> [What needs to be done] Gather each line of the entries below that includes "ARROZ".

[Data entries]
##############################

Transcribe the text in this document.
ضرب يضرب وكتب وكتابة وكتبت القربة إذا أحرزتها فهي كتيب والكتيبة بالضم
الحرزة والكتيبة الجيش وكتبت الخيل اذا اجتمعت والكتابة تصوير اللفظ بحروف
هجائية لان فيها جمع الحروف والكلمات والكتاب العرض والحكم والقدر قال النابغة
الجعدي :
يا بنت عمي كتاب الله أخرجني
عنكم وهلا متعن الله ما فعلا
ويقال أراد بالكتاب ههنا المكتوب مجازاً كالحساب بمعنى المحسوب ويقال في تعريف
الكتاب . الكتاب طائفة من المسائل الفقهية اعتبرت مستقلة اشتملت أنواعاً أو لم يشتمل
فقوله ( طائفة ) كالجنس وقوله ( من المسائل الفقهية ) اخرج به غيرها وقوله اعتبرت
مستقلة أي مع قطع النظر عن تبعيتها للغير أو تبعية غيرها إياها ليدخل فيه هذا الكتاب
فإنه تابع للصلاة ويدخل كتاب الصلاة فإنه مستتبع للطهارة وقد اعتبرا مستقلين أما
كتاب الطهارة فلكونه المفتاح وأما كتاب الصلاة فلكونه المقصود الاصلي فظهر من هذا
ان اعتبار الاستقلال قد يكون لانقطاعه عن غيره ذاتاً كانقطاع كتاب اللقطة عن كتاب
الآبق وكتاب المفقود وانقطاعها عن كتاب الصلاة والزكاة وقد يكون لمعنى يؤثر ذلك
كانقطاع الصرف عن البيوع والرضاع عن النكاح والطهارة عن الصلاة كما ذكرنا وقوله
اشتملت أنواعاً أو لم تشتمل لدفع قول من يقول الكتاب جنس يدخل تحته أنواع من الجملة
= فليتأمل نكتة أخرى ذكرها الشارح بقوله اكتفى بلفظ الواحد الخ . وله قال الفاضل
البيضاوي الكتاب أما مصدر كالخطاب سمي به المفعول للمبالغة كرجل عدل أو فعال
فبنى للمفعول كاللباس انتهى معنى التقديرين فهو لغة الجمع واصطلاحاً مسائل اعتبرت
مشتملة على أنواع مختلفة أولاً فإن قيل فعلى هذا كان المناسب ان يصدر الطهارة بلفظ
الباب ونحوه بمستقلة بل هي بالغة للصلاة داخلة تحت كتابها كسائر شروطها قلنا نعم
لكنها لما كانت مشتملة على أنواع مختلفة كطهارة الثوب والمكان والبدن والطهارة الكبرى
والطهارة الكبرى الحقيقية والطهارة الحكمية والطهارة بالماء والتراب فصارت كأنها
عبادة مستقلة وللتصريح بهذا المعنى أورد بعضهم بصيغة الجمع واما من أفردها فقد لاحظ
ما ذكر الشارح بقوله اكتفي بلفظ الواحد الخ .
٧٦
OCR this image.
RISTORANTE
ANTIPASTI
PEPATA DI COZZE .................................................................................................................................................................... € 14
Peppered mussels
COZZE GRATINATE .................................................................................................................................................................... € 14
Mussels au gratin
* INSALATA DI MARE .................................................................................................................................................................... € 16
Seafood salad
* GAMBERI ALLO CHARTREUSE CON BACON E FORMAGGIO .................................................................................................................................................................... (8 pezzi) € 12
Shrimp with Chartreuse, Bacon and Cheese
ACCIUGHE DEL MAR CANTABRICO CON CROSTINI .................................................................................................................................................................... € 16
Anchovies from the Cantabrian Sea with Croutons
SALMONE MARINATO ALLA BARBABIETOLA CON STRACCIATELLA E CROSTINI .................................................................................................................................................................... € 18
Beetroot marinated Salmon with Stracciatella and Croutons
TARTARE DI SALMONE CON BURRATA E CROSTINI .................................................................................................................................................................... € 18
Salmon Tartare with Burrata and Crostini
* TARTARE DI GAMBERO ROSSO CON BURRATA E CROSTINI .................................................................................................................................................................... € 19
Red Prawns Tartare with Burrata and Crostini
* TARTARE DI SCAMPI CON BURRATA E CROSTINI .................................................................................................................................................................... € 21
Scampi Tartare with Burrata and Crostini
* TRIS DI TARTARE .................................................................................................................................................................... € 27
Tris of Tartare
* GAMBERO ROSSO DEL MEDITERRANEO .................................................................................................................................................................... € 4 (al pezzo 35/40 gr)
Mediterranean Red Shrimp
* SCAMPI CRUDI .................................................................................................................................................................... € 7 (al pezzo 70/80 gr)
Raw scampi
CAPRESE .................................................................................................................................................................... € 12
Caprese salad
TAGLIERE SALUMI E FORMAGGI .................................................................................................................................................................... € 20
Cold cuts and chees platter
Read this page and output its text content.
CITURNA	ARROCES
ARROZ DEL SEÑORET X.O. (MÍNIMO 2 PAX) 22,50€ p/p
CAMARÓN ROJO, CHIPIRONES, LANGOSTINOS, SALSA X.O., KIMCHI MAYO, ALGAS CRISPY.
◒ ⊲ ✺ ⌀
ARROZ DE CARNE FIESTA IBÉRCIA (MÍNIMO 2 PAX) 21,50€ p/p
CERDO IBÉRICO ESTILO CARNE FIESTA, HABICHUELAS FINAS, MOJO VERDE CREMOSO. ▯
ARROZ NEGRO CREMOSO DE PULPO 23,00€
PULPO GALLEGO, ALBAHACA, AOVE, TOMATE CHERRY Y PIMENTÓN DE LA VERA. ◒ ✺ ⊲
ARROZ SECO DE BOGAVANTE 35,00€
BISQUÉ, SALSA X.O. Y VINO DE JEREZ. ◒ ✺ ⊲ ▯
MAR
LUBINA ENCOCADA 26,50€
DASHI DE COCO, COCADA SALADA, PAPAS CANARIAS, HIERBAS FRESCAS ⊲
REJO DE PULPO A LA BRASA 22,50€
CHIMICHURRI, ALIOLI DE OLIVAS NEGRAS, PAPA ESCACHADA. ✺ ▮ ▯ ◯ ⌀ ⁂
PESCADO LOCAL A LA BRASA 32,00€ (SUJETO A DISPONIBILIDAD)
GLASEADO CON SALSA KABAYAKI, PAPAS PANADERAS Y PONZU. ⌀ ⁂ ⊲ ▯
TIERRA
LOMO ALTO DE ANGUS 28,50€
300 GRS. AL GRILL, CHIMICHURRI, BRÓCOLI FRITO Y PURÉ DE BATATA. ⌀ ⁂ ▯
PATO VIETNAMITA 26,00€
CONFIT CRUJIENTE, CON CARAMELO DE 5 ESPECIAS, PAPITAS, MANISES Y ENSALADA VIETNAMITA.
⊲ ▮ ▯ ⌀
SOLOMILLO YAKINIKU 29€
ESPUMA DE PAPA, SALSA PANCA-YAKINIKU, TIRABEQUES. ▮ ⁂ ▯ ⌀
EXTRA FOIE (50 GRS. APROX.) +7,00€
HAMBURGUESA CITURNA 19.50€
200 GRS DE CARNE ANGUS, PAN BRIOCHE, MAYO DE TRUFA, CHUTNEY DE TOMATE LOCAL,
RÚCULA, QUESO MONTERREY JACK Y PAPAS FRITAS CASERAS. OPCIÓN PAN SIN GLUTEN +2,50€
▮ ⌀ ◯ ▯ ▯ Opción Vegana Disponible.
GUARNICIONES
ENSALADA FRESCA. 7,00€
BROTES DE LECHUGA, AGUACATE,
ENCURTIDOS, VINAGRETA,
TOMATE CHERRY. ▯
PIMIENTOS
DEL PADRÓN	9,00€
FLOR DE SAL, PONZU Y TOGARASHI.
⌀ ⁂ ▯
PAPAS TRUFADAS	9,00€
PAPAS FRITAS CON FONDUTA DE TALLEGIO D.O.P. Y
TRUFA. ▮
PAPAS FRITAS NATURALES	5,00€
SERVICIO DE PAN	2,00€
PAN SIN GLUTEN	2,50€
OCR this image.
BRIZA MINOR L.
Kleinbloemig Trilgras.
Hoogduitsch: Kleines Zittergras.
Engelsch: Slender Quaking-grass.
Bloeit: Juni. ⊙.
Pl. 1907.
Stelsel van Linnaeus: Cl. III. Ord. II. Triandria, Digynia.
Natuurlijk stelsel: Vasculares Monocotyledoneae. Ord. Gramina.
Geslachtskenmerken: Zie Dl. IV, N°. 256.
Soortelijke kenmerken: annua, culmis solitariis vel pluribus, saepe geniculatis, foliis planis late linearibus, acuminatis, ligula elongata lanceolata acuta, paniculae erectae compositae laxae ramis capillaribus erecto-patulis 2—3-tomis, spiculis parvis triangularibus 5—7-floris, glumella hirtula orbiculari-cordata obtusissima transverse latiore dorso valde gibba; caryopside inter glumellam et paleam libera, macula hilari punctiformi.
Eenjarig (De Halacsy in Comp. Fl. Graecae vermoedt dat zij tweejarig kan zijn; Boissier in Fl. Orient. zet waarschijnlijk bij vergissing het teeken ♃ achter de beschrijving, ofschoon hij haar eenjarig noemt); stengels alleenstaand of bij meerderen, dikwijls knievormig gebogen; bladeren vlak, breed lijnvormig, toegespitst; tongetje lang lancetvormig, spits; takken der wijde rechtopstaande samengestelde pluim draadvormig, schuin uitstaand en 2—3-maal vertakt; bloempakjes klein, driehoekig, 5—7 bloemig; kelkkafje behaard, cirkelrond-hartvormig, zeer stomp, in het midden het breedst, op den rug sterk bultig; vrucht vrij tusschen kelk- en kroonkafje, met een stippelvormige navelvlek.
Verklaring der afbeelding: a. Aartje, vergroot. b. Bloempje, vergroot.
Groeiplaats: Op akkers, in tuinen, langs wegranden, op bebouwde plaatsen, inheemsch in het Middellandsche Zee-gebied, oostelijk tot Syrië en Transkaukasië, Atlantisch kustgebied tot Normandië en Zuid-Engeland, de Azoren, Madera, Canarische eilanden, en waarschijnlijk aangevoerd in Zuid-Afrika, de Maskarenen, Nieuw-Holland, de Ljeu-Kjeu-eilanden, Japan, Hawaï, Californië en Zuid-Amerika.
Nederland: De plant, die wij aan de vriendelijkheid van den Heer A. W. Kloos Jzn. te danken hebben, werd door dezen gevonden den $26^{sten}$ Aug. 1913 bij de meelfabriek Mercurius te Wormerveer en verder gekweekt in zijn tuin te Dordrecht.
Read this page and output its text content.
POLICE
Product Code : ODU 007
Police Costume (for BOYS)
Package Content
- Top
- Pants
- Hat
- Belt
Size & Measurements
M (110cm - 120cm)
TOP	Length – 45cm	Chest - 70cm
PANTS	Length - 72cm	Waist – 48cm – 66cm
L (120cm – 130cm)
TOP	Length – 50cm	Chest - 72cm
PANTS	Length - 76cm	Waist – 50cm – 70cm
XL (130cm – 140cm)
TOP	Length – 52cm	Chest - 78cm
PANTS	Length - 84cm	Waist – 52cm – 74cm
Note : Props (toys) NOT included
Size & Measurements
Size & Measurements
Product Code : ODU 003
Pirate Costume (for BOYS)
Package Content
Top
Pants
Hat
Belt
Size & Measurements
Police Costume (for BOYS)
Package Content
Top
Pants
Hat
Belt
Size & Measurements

##############################

> [Answer for this exercise]
ARROZ DEL SEÑORET X.O. (MÍNIMO 2 PAX) 22,50€ p/p
ARROZ DE CARNE FIESTA IBÉRCIA (MÍNIMO 2 PAX) 21,50€ p/p
ARROZ NEGRO CREMOSO DE PULPO 23,00€
ARROZ SECO DE BOGAVANTE 35,00€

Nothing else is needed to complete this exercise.